Your task —
Repeat, exactly and completely, the entries shown underneath.

Dataset entries
● ● ● ● ●

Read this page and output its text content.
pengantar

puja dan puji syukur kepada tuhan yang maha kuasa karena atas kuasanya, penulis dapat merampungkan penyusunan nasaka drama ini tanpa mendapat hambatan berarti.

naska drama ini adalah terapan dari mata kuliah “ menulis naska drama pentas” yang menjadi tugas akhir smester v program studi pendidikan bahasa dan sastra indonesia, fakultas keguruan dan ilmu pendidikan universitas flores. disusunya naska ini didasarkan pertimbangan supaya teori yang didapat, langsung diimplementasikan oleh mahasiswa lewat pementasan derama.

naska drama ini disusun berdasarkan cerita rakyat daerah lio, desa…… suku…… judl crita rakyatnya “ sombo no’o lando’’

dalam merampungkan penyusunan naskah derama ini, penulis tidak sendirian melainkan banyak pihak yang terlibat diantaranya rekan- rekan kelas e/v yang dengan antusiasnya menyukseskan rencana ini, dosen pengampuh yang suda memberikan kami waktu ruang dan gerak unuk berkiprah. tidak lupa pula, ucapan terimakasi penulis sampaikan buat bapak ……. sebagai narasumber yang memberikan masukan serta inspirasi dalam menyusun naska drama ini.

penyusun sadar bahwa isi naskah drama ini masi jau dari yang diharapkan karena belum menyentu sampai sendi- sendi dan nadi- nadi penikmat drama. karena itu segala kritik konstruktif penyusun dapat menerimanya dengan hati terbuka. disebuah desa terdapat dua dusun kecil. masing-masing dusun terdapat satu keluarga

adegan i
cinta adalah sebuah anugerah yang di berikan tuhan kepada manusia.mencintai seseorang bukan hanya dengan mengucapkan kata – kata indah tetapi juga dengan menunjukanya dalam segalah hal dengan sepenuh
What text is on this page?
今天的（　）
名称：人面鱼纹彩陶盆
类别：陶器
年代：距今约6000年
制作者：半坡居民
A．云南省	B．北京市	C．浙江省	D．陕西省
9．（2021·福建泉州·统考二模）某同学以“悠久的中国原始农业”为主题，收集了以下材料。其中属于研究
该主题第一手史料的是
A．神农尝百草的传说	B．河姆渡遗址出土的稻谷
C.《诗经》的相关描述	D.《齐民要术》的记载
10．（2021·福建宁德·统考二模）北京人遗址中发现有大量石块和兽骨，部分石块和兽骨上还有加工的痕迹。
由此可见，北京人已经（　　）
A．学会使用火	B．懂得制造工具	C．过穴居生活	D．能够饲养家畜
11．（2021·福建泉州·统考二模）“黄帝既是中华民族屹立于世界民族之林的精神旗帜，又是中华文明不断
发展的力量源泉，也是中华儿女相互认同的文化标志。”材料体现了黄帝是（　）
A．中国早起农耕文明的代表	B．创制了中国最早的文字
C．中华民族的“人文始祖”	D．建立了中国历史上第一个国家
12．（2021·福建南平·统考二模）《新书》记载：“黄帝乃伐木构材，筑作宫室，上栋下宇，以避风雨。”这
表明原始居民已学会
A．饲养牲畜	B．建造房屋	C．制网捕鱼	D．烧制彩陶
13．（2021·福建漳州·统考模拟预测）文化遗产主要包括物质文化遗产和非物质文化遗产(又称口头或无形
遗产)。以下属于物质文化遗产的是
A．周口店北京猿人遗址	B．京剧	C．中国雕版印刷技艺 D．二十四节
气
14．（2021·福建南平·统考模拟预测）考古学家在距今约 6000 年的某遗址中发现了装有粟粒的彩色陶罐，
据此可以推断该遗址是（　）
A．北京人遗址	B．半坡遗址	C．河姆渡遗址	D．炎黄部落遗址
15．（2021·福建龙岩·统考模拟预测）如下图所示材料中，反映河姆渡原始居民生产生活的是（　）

● ● ● ● ●

Worked solution —
Read this page and output its text content.
pengantar

puja dan puji syukur kepada tuhan yang maha kuasa karena atas kuasanya, penulis dapat merampungkan penyusunan nasaka drama ini tanpa mendapat hambatan berarti.

naska drama ini adalah terapan dari mata kuliah “ menulis naska drama pentas” yang menjadi tugas akhir smester v program studi pendidikan bahasa dan sastra indonesia, fakultas keguruan dan ilmu pendidikan universitas flores. disusunya naska ini didasarkan pertimbangan supaya teori yang didapat, langsung diimplementasikan oleh mahasiswa lewat pementasan derama.

naska drama ini disusun berdasarkan cerita rakyat daerah lio, desa…… suku…… judl crita rakyatnya “ sombo no’o lando’’

dalam merampungkan penyusunan naskah derama ini, penulis tidak sendirian melainkan banyak pihak yang terlibat diantaranya rekan- rekan kelas e/v yang dengan antusiasnya menyukseskan rencana ini, dosen pengampuh yang suda memberikan kami waktu ruang dan gerak unuk berkiprah. tidak lupa pula, ucapan terimakasi penulis sampaikan buat bapak ……. sebagai narasumber yang memberikan masukan serta inspirasi dalam menyusun naska drama ini.

penyusun sadar bahwa isi naskah drama ini masi jau dari yang diharapkan karena belum menyentu sampai sendi- sendi dan nadi- nadi penikmat drama. karena itu segala kritik konstruktif penyusun dapat menerimanya dengan hati terbuka. disebuah desa terdapat dua dusun kecil. masing-masing dusun terdapat satu keluarga

adegan i
cinta adalah sebuah anugerah yang di berikan tuhan kepada manusia.mencintai seseorang bukan hanya dengan mengucapkan kata – kata indah tetapi juga dengan menunjukanya dalam segalah hal dengan sepenuh
What text is on this page?
今天的（　）
名称：人面鱼纹彩陶盆
类别：陶器
年代：距今约6000年
制作者：半坡居民
A．云南省	B．北京市	C．浙江省	D．陕西省
9．（2021·福建泉州·统考二模）某同学以“悠久的中国原始农业”为主题，收集了以下材料。其中属于研究
该主题第一手史料的是
A．神农尝百草的传说	B．河姆渡遗址出土的稻谷
C.《诗经》的相关描述	D.《齐民要术》的记载
10．（2021·福建宁德·统考二模）北京人遗址中发现有大量石块和兽骨，部分石块和兽骨上还有加工的痕迹。
由此可见，北京人已经（　　）
A．学会使用火	B．懂得制造工具	C．过穴居生活	D．能够饲养家畜
11．（2021·福建泉州·统考二模）“黄帝既是中华民族屹立于世界民族之林的精神旗帜，又是中华文明不断
发展的力量源泉，也是中华儿女相互认同的文化标志。”材料体现了黄帝是（　）
A．中国早起农耕文明的代表	B．创制了中国最早的文字
C．中华民族的“人文始祖”	D．建立了中国历史上第一个国家
12．（2021·福建南平·统考二模）《新书》记载：“黄帝乃伐木构材，筑作宫室，上栋下宇，以避风雨。”这
表明原始居民已学会
A．饲养牲畜	B．建造房屋	C．制网捕鱼	D．烧制彩陶
13．（2021·福建漳州·统考模拟预测）文化遗产主要包括物质文化遗产和非物质文化遗产(又称口头或无形
遗产)。以下属于物质文化遗产的是
A．周口店北京猿人遗址	B．京剧	C．中国雕版印刷技艺 D．二十四节
气
14．（2021·福建南平·统考模拟预测）考古学家在距今约 6000 年的某遗址中发现了装有粟粒的彩色陶罐，
据此可以推断该遗址是（　）
A．北京人遗址	B．半坡遗址	C．河姆渡遗址	D．炎黄部落遗址
15．（2021·福建龙岩·统考模拟预测）如下图所示材料中，反映河姆渡原始居民生产生活的是（　）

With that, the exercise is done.